• **Do this**
Quote the whole listing exactly. Leave the pictures out of your copy.

%%

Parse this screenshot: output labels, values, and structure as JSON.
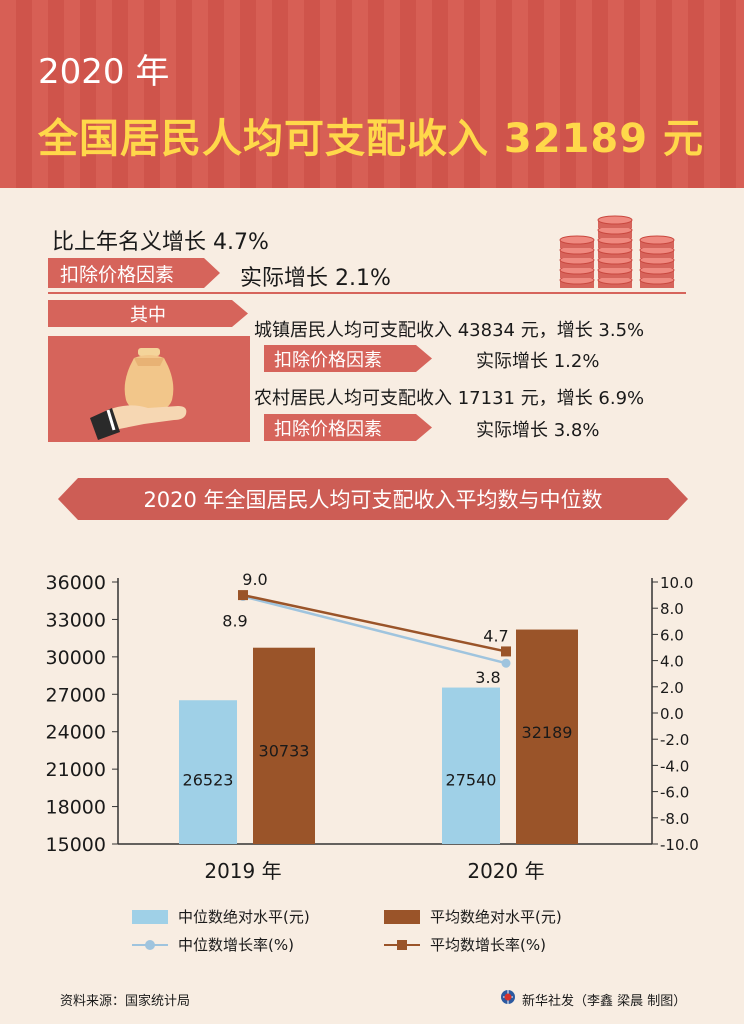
{
  "header": {
    "year_title": "2020 年",
    "main_title": "全国居民人均可支配收入 32189 元"
  },
  "summary": {
    "nominal_growth": "比上年名义增长 4.7%",
    "deflate_tag": "扣除价格因素",
    "real_growth": "实际增长 2.1%"
  },
  "detail": {
    "section_tag": "其中",
    "urban_line": "城镇居民人均可支配收入 43834 元，增长 3.5%",
    "urban_tag": "扣除价格因素",
    "urban_real": "实际增长 1.2%",
    "rural_line": "农村居民人均可支配收入 17131 元，增长 6.9%",
    "rural_tag": "扣除价格因素",
    "rural_real": "实际增长 3.8%"
  },
  "chart_banner": "2020 年全国居民人均可支配收入平均数与中位数",
  "chart_data": {
    "type": "bar",
    "categories": [
      "2019 年",
      "2020 年"
    ],
    "series": [
      {
        "name": "中位数绝对水平(元)",
        "kind": "bar",
        "axis": "left",
        "values": [
          26523,
          27540
        ],
        "color": "#9fd0e7"
      },
      {
        "name": "平均数绝对水平(元)",
        "kind": "bar",
        "axis": "left",
        "values": [
          30733,
          32189
        ],
        "color": "#9a5429"
      },
      {
        "name": "中位数增长率(%)",
        "kind": "line",
        "axis": "right",
        "values": [
          8.9,
          3.8
        ],
        "color": "#9fc4de"
      },
      {
        "name": "平均数增长率(%)",
        "kind": "line",
        "axis": "right",
        "values": [
          9.0,
          4.7
        ],
        "color": "#9a5429"
      }
    ],
    "left_axis": {
      "min": 15000,
      "max": 36000,
      "ticks": [
        "15000",
        "18000",
        "21000",
        "24000",
        "27000",
        "30000",
        "33000",
        "36000"
      ]
    },
    "right_axis": {
      "min": -10,
      "max": 10,
      "ticks": [
        "-10.0",
        "-8.0",
        "-6.0",
        "-4.0",
        "-2.0",
        "0.0",
        "2.0",
        "4.0",
        "6.0",
        "8.0",
        "10.0"
      ]
    },
    "line_labels": {
      "median": [
        "8.9",
        "3.8"
      ],
      "mean": [
        "9.0",
        "4.7"
      ]
    },
    "legend_placement": "bottom"
  },
  "footer": {
    "source": "资料来源：国家统计局",
    "credit": "新华社发（李鑫 梁晨 制图）"
  },
  "icons": [
    "coin-stack-icon",
    "hand-money-bag-icon",
    "xinhua-globe-icon"
  ]
}
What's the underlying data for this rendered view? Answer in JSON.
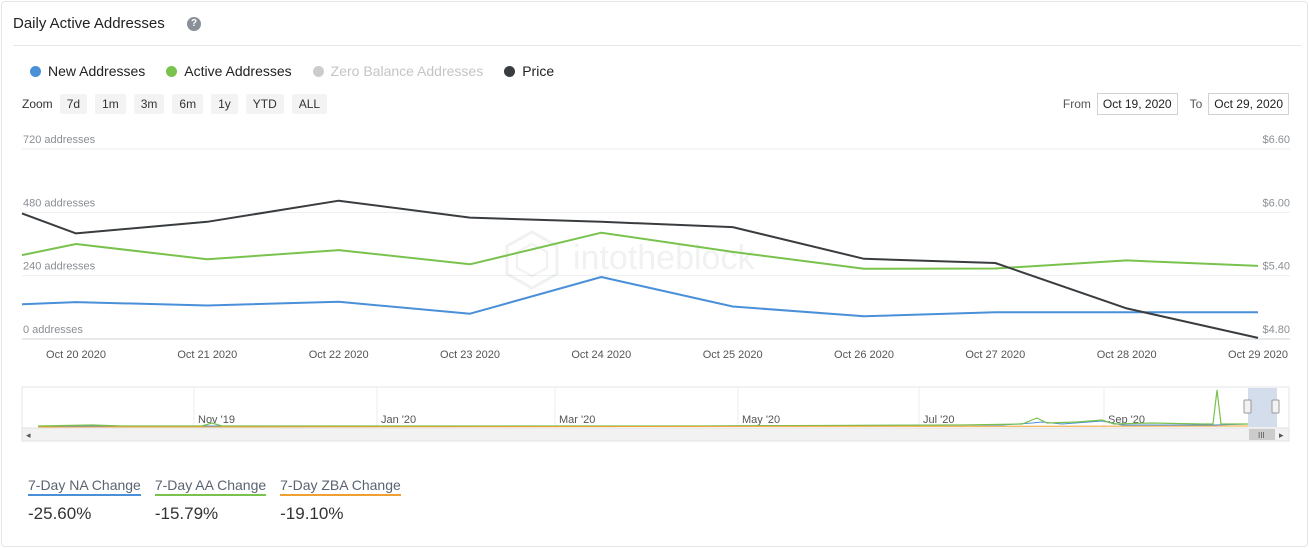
{
  "header": {
    "title": "Daily Active Addresses",
    "help_glyph": "?"
  },
  "legend": [
    {
      "label": "New Addresses",
      "color": "#4a90d9",
      "dimmed": false
    },
    {
      "label": "Active Addresses",
      "color": "#79c24d",
      "dimmed": false
    },
    {
      "label": "Zero Balance Addresses",
      "color": "#cccccc",
      "dimmed": true
    },
    {
      "label": "Price",
      "color": "#3a3d40",
      "dimmed": false
    }
  ],
  "zoom": {
    "label": "Zoom",
    "options": [
      "7d",
      "1m",
      "3m",
      "6m",
      "1y",
      "YTD",
      "ALL"
    ]
  },
  "range": {
    "from_label": "From",
    "from_value": "Oct 19, 2020",
    "to_label": "To",
    "to_value": "Oct 29, 2020"
  },
  "watermark": "intotheblock",
  "chart_data": {
    "type": "line",
    "categories": [
      "Oct 20 2020",
      "Oct 21 2020",
      "Oct 22 2020",
      "Oct 23 2020",
      "Oct 24 2020",
      "Oct 25 2020",
      "Oct 26 2020",
      "Oct 27 2020",
      "Oct 28 2020",
      "Oct 29 2020"
    ],
    "x_tick_labels": [
      "Oct 20 2020",
      "Oct 21 2020",
      "Oct 22 2020",
      "Oct 23 2020",
      "Oct 24 2020",
      "Oct 25 2020",
      "Oct 26 2020",
      "Oct 27 2020",
      "Oct 28 2020",
      "Oct 29 2020"
    ],
    "y_left": {
      "ticks": [
        0,
        240,
        480,
        720
      ],
      "tick_labels": [
        "0 addresses",
        "240 addresses",
        "480 addresses",
        "720 addresses"
      ],
      "range": [
        0,
        720
      ]
    },
    "y_right": {
      "ticks": [
        4.8,
        5.4,
        6.0,
        6.6
      ],
      "tick_labels": [
        "$4.80",
        "$5.40",
        "$6.00",
        "$6.60"
      ],
      "range": [
        4.8,
        6.6
      ]
    },
    "series": [
      {
        "name": "New Addresses",
        "axis": "left",
        "color": "#4a90d9",
        "start": 132,
        "values": [
          140,
          127,
          141,
          96,
          235,
          123,
          86,
          101,
          101,
          101
        ]
      },
      {
        "name": "Active Addresses",
        "axis": "left",
        "color": "#79c24d",
        "start": 318,
        "values": [
          360,
          302,
          337,
          283,
          403,
          330,
          266,
          267,
          298,
          277
        ]
      },
      {
        "name": "Price",
        "axis": "right",
        "color": "#3a3d40",
        "start": 5.99,
        "values": [
          5.8,
          5.91,
          6.11,
          5.95,
          5.91,
          5.86,
          5.56,
          5.52,
          5.09,
          4.81
        ]
      }
    ],
    "grid": true
  },
  "navigator": {
    "labels": [
      "Nov '19",
      "Jan '20",
      "Mar '20",
      "May '20",
      "Jul '20",
      "Sep '20"
    ]
  },
  "stats": [
    {
      "label": "7-Day NA Change",
      "value": "-25.60%",
      "color": "#4a90d9"
    },
    {
      "label": "7-Day AA Change",
      "value": "-15.79%",
      "color": "#79c24d"
    },
    {
      "label": "7-Day ZBA Change",
      "value": "-19.10%",
      "color": "#f0a030"
    }
  ]
}
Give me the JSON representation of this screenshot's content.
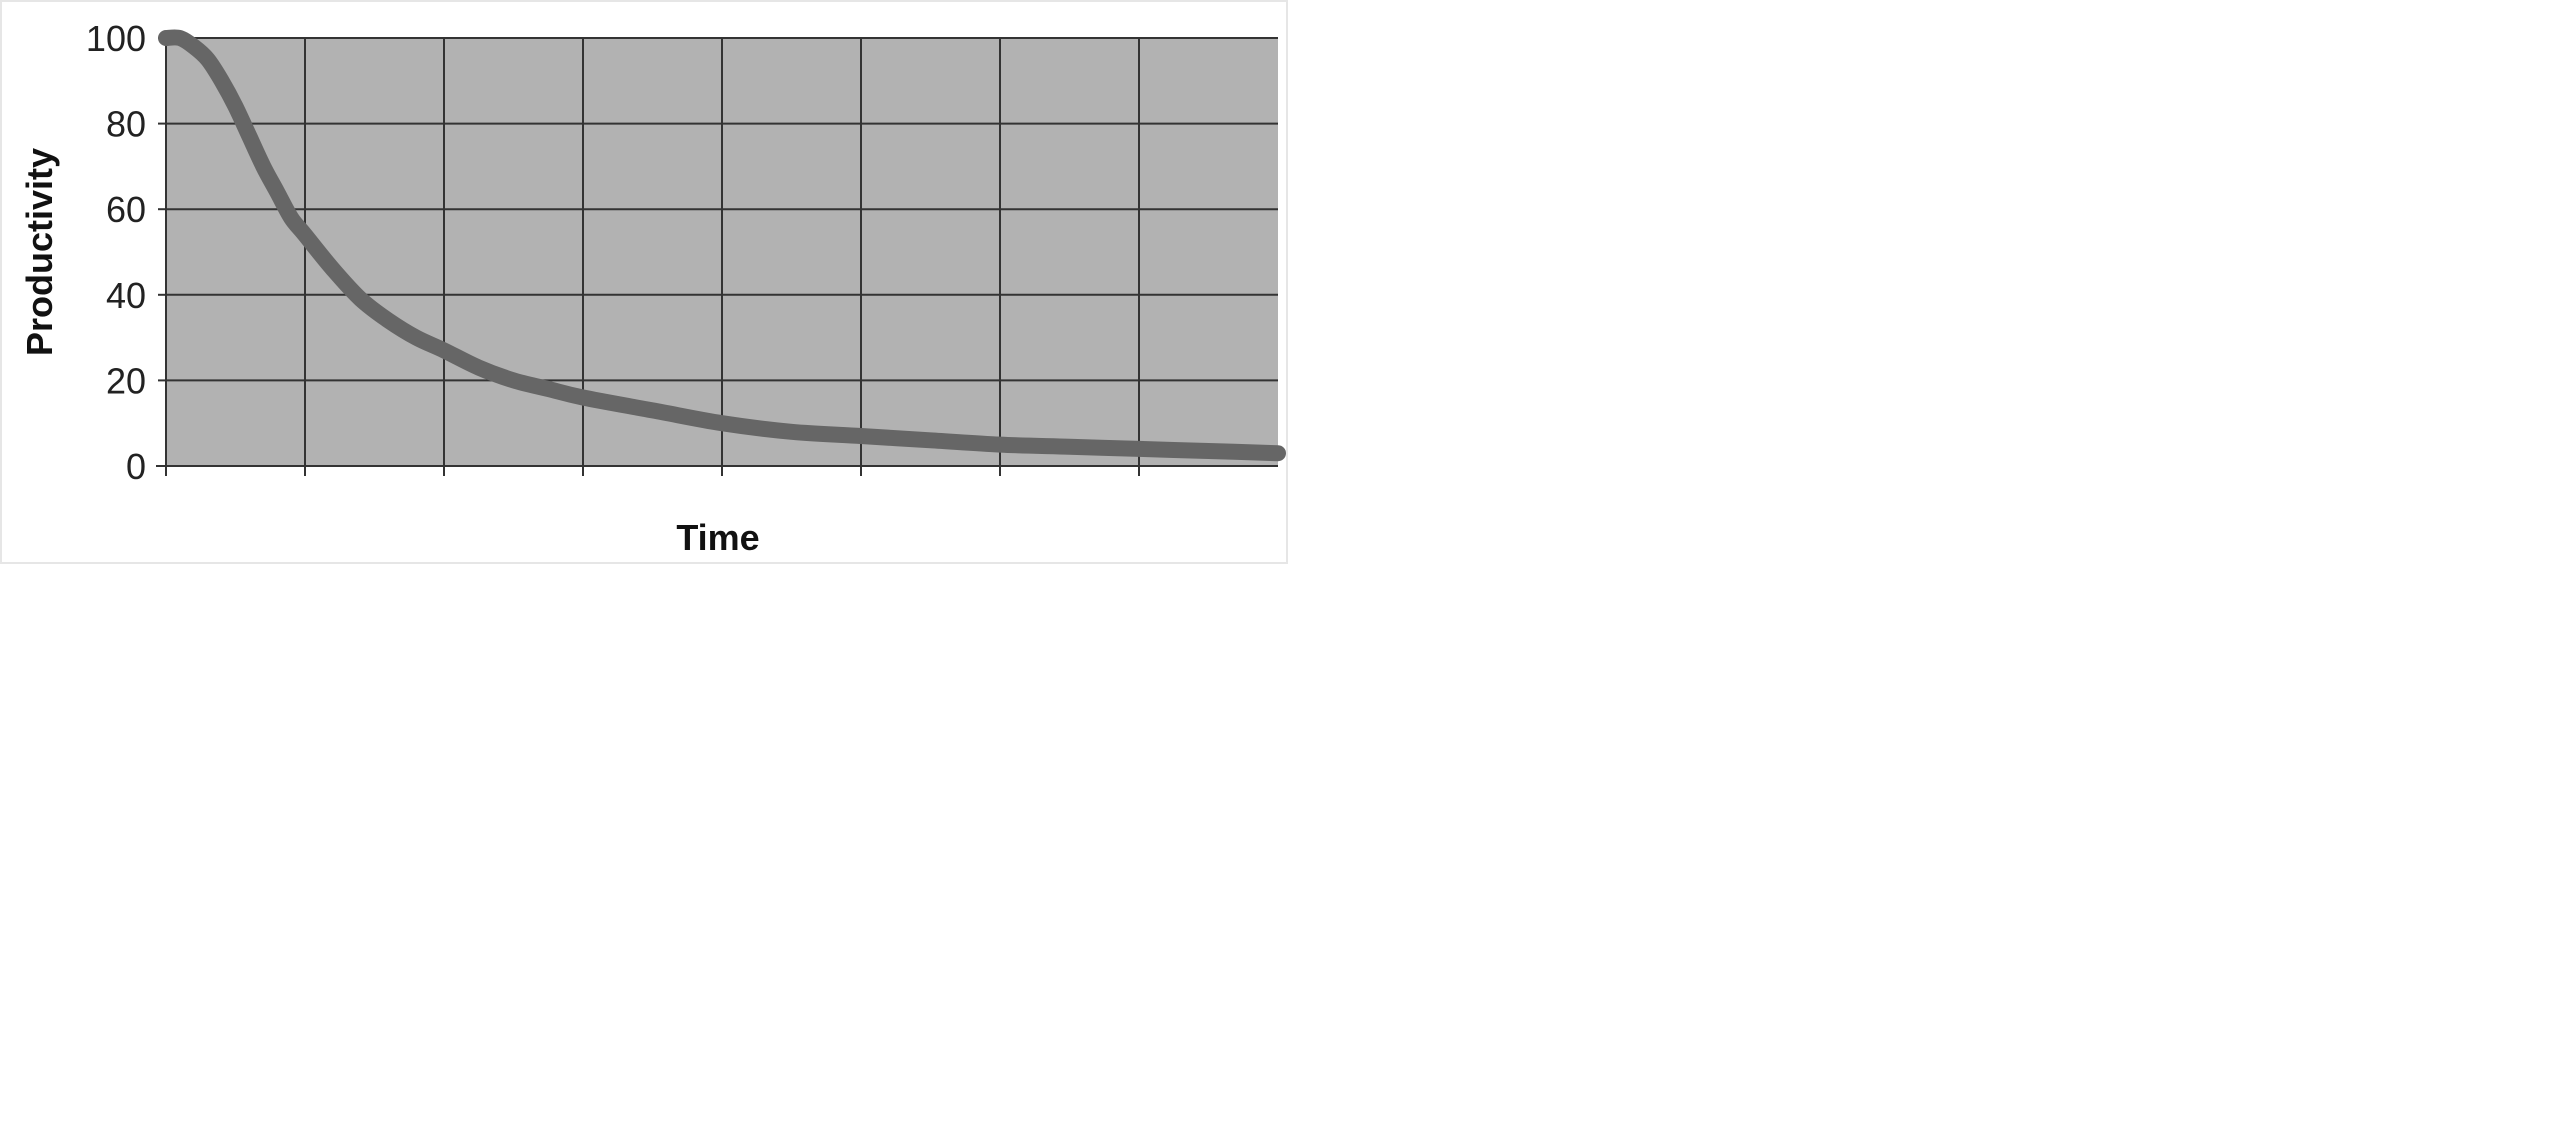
{
  "chart_data": {
    "type": "line",
    "xlabel": "Time",
    "ylabel": "Productivity",
    "ylim": [
      0,
      100
    ],
    "yticks": [
      0,
      20,
      40,
      60,
      80,
      100
    ],
    "xlim": [
      0,
      8
    ],
    "x_ticks_count": 8,
    "grid": true,
    "legend": "none",
    "series": [
      {
        "x": [
          0,
          0.1,
          0.2,
          0.3,
          0.4,
          0.5,
          0.6,
          0.7,
          0.8,
          0.9,
          1.0,
          1.2,
          1.4,
          1.6,
          1.8,
          2.0,
          2.25,
          2.5,
          2.75,
          3.0,
          3.5,
          4.0,
          4.5,
          5.0,
          5.5,
          6.0,
          6.5,
          7.0,
          7.5,
          8.0
        ],
        "values": [
          100,
          100,
          98,
          95,
          90,
          84,
          77,
          70,
          64,
          58,
          54,
          46,
          39,
          34,
          30,
          27,
          23,
          20,
          18,
          16,
          13,
          10,
          8,
          7,
          6,
          5,
          4.5,
          4,
          3.5,
          3
        ]
      }
    ],
    "colors": {
      "plot_background": "#b2b2b2",
      "gridline": "#333333",
      "line": "#666666"
    }
  }
}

%%

• **Finished exercise**
Parse this screenshot: output labels, values, and structure as JSON.
{
  "header": {
    "year_title": "2020 年",
    "main_title": "全国居民人均可支配收入 32189 元"
  },
  "summary": {
    "nominal_growth": "比上年名义增长 4.7%",
    "deflate_tag": "扣除价格因素",
    "real_growth": "实际增长 2.1%"
  },
  "detail": {
    "section_tag": "其中",
    "urban_line": "城镇居民人均可支配收入 43834 元，增长 3.5%",
    "urban_tag": "扣除价格因素",
    "urban_real": "实际增长 1.2%",
    "rural_line": "农村居民人均可支配收入 17131 元，增长 6.9%",
    "rural_tag": "扣除价格因素",
    "rural_real": "实际增长 3.8%"
  },
  "chart_banner": "2020 年全国居民人均可支配收入平均数与中位数",
  "chart_data": {
    "type": "bar",
    "categories": [
      "2019 年",
      "2020 年"
    ],
    "series": [
      {
        "name": "中位数绝对水平(元)",
        "kind": "bar",
        "axis": "left",
        "values": [
          26523,
          27540
        ],
        "color": "#9fd0e7"
      },
      {
        "name": "平均数绝对水平(元)",
        "kind": "bar",
        "axis": "left",
        "values": [
          30733,
          32189
        ],
        "color": "#9a5429"
      },
      {
        "name": "中位数增长率(%)",
        "kind": "line",
        "axis": "right",
        "values": [
          8.9,
          3.8
        ],
        "color": "#9fc4de"
      },
      {
        "name": "平均数增长率(%)",
        "kind": "line",
        "axis": "right",
        "values": [
          9.0,
          4.7
        ],
        "color": "#9a5429"
      }
    ],
    "left_axis": {
      "min": 15000,
      "max": 36000,
      "ticks": [
        "15000",
        "18000",
        "21000",
        "24000",
        "27000",
        "30000",
        "33000",
        "36000"
      ]
    },
    "right_axis": {
      "min": -10,
      "max": 10,
      "ticks": [
        "-10.0",
        "-8.0",
        "-6.0",
        "-4.0",
        "-2.0",
        "0.0",
        "2.0",
        "4.0",
        "6.0",
        "8.0",
        "10.0"
      ]
    },
    "line_labels": {
      "median": [
        "8.9",
        "3.8"
      ],
      "mean": [
        "9.0",
        "4.7"
      ]
    },
    "legend_placement": "bottom"
  },
  "footer": {
    "source": "资料来源：国家统计局",
    "credit": "新华社发（李鑫 梁晨 制图）"
  },
  "icons": [
    "coin-stack-icon",
    "hand-money-bag-icon",
    "xinhua-globe-icon"
  ]
}
What's the underlying data for this rendered view? Answer in JSON.
{
  "header": {
    "title": "Daily Active Addresses",
    "help_glyph": "?"
  },
  "legend": [
    {
      "label": "New Addresses",
      "color": "#4a90d9",
      "dimmed": false
    },
    {
      "label": "Active Addresses",
      "color": "#79c24d",
      "dimmed": false
    },
    {
      "label": "Zero Balance Addresses",
      "color": "#cccccc",
      "dimmed": true
    },
    {
      "label": "Price",
      "color": "#3a3d40",
      "dimmed": false
    }
  ],
  "zoom": {
    "label": "Zoom",
    "options": [
      "7d",
      "1m",
      "3m",
      "6m",
      "1y",
      "YTD",
      "ALL"
    ]
  },
  "range": {
    "from_label": "From",
    "from_value": "Oct 19, 2020",
    "to_label": "To",
    "to_value": "Oct 29, 2020"
  },
  "watermark": "intotheblock",
  "chart_data": {
    "type": "line",
    "categories": [
      "Oct 20 2020",
      "Oct 21 2020",
      "Oct 22 2020",
      "Oct 23 2020",
      "Oct 24 2020",
      "Oct 25 2020",
      "Oct 26 2020",
      "Oct 27 2020",
      "Oct 28 2020",
      "Oct 29 2020"
    ],
    "x_tick_labels": [
      "Oct 20 2020",
      "Oct 21 2020",
      "Oct 22 2020",
      "Oct 23 2020",
      "Oct 24 2020",
      "Oct 25 2020",
      "Oct 26 2020",
      "Oct 27 2020",
      "Oct 28 2020",
      "Oct 29 2020"
    ],
    "y_left": {
      "ticks": [
        0,
        240,
        480,
        720
      ],
      "tick_labels": [
        "0 addresses",
        "240 addresses",
        "480 addresses",
        "720 addresses"
      ],
      "range": [
        0,
        720
      ]
    },
    "y_right": {
      "ticks": [
        4.8,
        5.4,
        6.0,
        6.6
      ],
      "tick_labels": [
        "$4.80",
        "$5.40",
        "$6.00",
        "$6.60"
      ],
      "range": [
        4.8,
        6.6
      ]
    },
    "series": [
      {
        "name": "New Addresses",
        "axis": "left",
        "color": "#4a90d9",
        "start": 132,
        "values": [
          140,
          127,
          141,
          96,
          235,
          123,
          86,
          101,
          101,
          101
        ]
      },
      {
        "name": "Active Addresses",
        "axis": "left",
        "color": "#79c24d",
        "start": 318,
        "values": [
          360,
          302,
          337,
          283,
          403,
          330,
          266,
          267,
          298,
          277
        ]
      },
      {
        "name": "Price",
        "axis": "right",
        "color": "#3a3d40",
        "start": 5.99,
        "values": [
          5.8,
          5.91,
          6.11,
          5.95,
          5.91,
          5.86,
          5.56,
          5.52,
          5.09,
          4.81
        ]
      }
    ],
    "grid": true
  },
  "navigator": {
    "labels": [
      "Nov '19",
      "Jan '20",
      "Mar '20",
      "May '20",
      "Jul '20",
      "Sep '20"
    ]
  },
  "stats": [
    {
      "label": "7-Day NA Change",
      "value": "-25.60%",
      "color": "#4a90d9"
    },
    {
      "label": "7-Day AA Change",
      "value": "-15.79%",
      "color": "#79c24d"
    },
    {
      "label": "7-Day ZBA Change",
      "value": "-19.10%",
      "color": "#f0a030"
    }
  ]
}
Give me the JSON representation of this screenshot's content.
{
  "chart_data": {
    "type": "line",
    "xlabel": "Time",
    "ylabel": "Productivity",
    "ylim": [
      0,
      100
    ],
    "yticks": [
      0,
      20,
      40,
      60,
      80,
      100
    ],
    "xlim": [
      0,
      8
    ],
    "x_ticks_count": 8,
    "grid": true,
    "legend": "none",
    "series": [
      {
        "x": [
          0,
          0.1,
          0.2,
          0.3,
          0.4,
          0.5,
          0.6,
          0.7,
          0.8,
          0.9,
          1.0,
          1.2,
          1.4,
          1.6,
          1.8,
          2.0,
          2.25,
          2.5,
          2.75,
          3.0,
          3.5,
          4.0,
          4.5,
          5.0,
          5.5,
          6.0,
          6.5,
          7.0,
          7.5,
          8.0
        ],
        "values": [
          100,
          100,
          98,
          95,
          90,
          84,
          77,
          70,
          64,
          58,
          54,
          46,
          39,
          34,
          30,
          27,
          23,
          20,
          18,
          16,
          13,
          10,
          8,
          7,
          6,
          5,
          4.5,
          4,
          3.5,
          3
        ]
      }
    ],
    "colors": {
      "plot_background": "#b2b2b2",
      "gridline": "#333333",
      "line": "#666666"
    }
  }
}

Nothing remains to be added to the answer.